▸ Dataset entries:
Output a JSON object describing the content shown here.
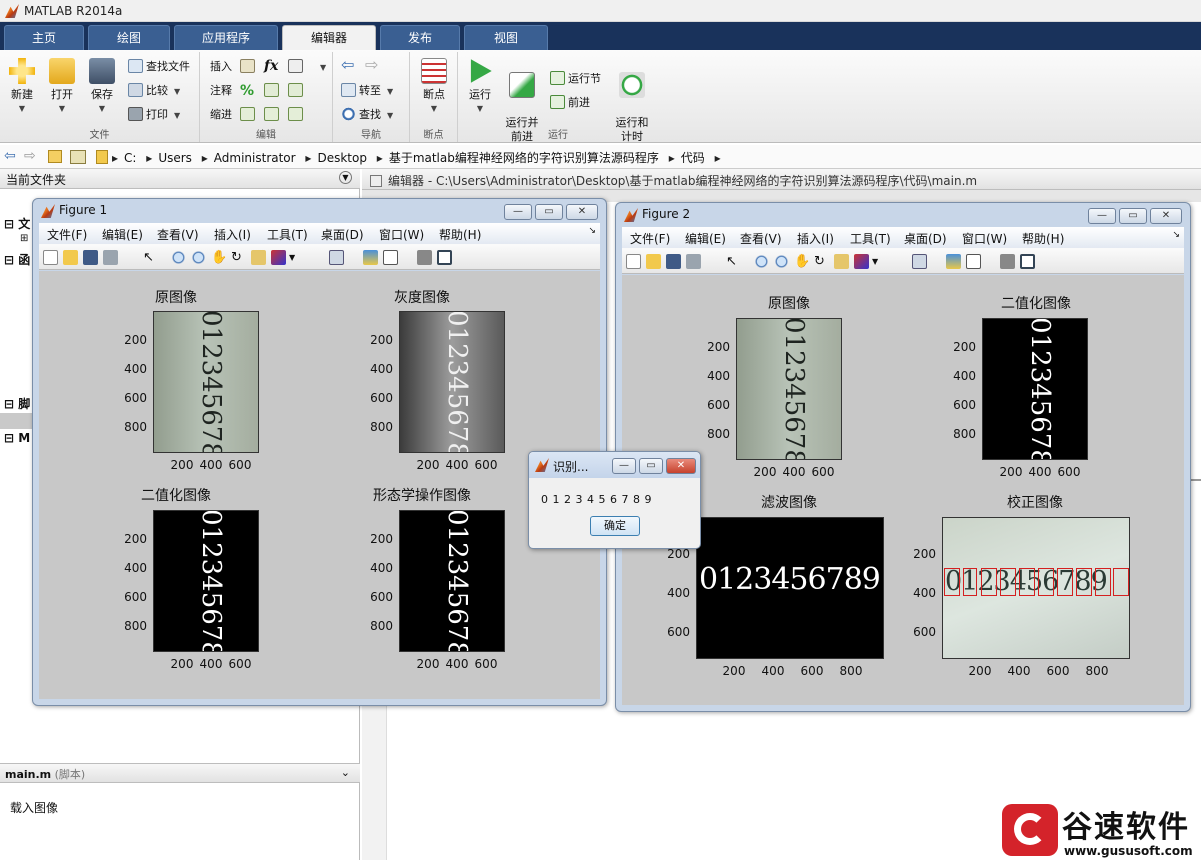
{
  "app": {
    "title": "MATLAB R2014a"
  },
  "ribbon": {
    "tabs": [
      "主页",
      "绘图",
      "应用程序",
      "编辑器",
      "发布",
      "视图"
    ],
    "active_tab": "编辑器",
    "file": {
      "title": "文件",
      "new": "新建",
      "open": "打开",
      "save": "保存",
      "find_files": "查找文件",
      "compare": "比较",
      "print": "打印"
    },
    "edit": {
      "title": "编辑",
      "insert": "插入",
      "comment": "注释",
      "indent": "缩进",
      "fx": "fx"
    },
    "navigate": {
      "title": "导航",
      "goto": "转至",
      "find": "查找"
    },
    "breakpoints": {
      "title": "断点",
      "label": "断点"
    },
    "run": {
      "title": "运行",
      "run": "运行",
      "run_advance": "运行并\n前进",
      "run_section": "运行节",
      "advance": "前进",
      "run_time": "运行和\n计时"
    }
  },
  "address": {
    "crumbs": [
      "C:",
      "Users",
      "Administrator",
      "Desktop",
      "基于matlab编程神经网络的字符识别算法源码程序",
      "代码"
    ]
  },
  "left_panel": {
    "title": "当前文件夹",
    "sections": [
      "文",
      "函",
      "脚",
      "M"
    ],
    "detail_file": "main.m",
    "detail_type": "(脚本)",
    "detail_text": "载入图像"
  },
  "editor": {
    "header": "编辑器 - C:\\Users\\Administrator\\Desktop\\基于matlab编程神经网络的字符识别算法源码程序\\代码\\main.m"
  },
  "menu_items": [
    "文件(F)",
    "编辑(E)",
    "查看(V)",
    "插入(I)",
    "工具(T)",
    "桌面(D)",
    "窗口(W)",
    "帮助(H)"
  ],
  "figure1": {
    "title": "Figure 1",
    "axes": [
      {
        "title": "原图像",
        "yticks": [
          "200",
          "400",
          "600",
          "800"
        ],
        "xticks": [
          "200",
          "400",
          "600"
        ]
      },
      {
        "title": "灰度图像",
        "yticks": [
          "200",
          "400",
          "600",
          "800"
        ],
        "xticks": [
          "200",
          "400",
          "600"
        ]
      },
      {
        "title": "二值化图像",
        "yticks": [
          "200",
          "400",
          "600",
          "800"
        ],
        "xticks": [
          "200",
          "400",
          "600"
        ]
      },
      {
        "title": "形态学操作图像",
        "yticks": [
          "200",
          "400",
          "600",
          "800"
        ],
        "xticks": [
          "200",
          "400",
          "600"
        ]
      }
    ]
  },
  "figure2": {
    "title": "Figure 2",
    "axes": [
      {
        "title": "原图像",
        "yticks": [
          "200",
          "400",
          "600",
          "800"
        ],
        "xticks": [
          "200",
          "400",
          "600"
        ]
      },
      {
        "title": "二值化图像",
        "yticks": [
          "200",
          "400",
          "600",
          "800"
        ],
        "xticks": [
          "200",
          "400",
          "600"
        ]
      },
      {
        "title": "滤波图像",
        "yticks": [
          "200",
          "400",
          "600"
        ],
        "xticks": [
          "200",
          "400",
          "600",
          "800"
        ]
      },
      {
        "title": "校正图像",
        "yticks": [
          "200",
          "400",
          "600"
        ],
        "xticks": [
          "200",
          "400",
          "600",
          "800"
        ]
      }
    ]
  },
  "image_digits": "0123456789",
  "msgbox": {
    "title": "识别...",
    "message": "0 1 2 3 4 5 6 7 8 9",
    "ok": "确定"
  },
  "watermark": {
    "brand": "谷速软件",
    "url": "www.gususoft.com"
  },
  "colors": {
    "tab_bar": "#19325b",
    "tab": "#3a5f92",
    "figure_frame": "#c8d6e8",
    "canvas": "#c8c8c8",
    "watermark_red": "#d4232a"
  }
}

▸ Task requirements: Each line that holds the word "main" is to be copied.

▸ Result:
    "detail_file": "main.m",
    "header": "编辑器 - C:\\Users\\Administrator\\Desktop\\基于matlab编程神经网络的字符识别算法源码程序\\代码\\main.m"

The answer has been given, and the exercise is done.